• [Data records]
<<<<

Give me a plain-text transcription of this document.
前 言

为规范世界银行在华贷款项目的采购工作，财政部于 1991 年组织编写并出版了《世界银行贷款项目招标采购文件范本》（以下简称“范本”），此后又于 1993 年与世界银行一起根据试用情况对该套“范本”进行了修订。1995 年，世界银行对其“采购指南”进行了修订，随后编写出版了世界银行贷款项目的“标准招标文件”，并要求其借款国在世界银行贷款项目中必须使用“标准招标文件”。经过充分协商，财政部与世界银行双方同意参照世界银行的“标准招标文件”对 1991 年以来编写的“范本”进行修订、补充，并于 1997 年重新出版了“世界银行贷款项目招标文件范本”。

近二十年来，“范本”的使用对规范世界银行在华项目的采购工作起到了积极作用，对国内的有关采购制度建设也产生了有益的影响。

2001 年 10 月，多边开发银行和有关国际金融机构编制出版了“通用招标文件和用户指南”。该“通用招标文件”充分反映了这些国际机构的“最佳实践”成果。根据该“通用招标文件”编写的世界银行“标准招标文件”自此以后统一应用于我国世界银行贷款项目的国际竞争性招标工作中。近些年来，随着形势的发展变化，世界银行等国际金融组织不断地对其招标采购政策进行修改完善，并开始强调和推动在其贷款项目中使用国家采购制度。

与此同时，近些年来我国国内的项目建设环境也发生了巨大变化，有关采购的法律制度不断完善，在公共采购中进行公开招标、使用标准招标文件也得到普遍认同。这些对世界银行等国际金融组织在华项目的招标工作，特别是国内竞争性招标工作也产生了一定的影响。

>>>>

• [Do this]
Write out the entries in full, exactly as given.

• [Right answer]
Give me a plain-text transcription of this document.
前 言

为规范世界银行在华贷款项目的采购工作，财政部于 1991 年组织编写并出版了《世界银行贷款项目招标采购文件范本》（以下简称“范本”），此后又于 1993 年与世界银行一起根据试用情况对该套“范本”进行了修订。1995 年，世界银行对其“采购指南”进行了修订，随后编写出版了世界银行贷款项目的“标准招标文件”，并要求其借款国在世界银行贷款项目中必须使用“标准招标文件”。经过充分协商，财政部与世界银行双方同意参照世界银行的“标准招标文件”对 1991 年以来编写的“范本”进行修订、补充，并于 1997 年重新出版了“世界银行贷款项目招标文件范本”。

近二十年来，“范本”的使用对规范世界银行在华项目的采购工作起到了积极作用，对国内的有关采购制度建设也产生了有益的影响。

2001 年 10 月，多边开发银行和有关国际金融机构编制出版了“通用招标文件和用户指南”。该“通用招标文件”充分反映了这些国际机构的“最佳实践”成果。根据该“通用招标文件”编写的世界银行“标准招标文件”自此以后统一应用于我国世界银行贷款项目的国际竞争性招标工作中。近些年来，随着形势的发展变化，世界银行等国际金融组织不断地对其招标采购政策进行修改完善，并开始强调和推动在其贷款项目中使用国家采购制度。

与此同时，近些年来我国国内的项目建设环境也发生了巨大变化，有关采购的法律制度不断完善，在公共采购中进行公开招标、使用标准招标文件也得到普遍认同。这些对世界银行等国际金融组织在华项目的招标工作，特别是国内竞争性招标工作也产生了一定的影响。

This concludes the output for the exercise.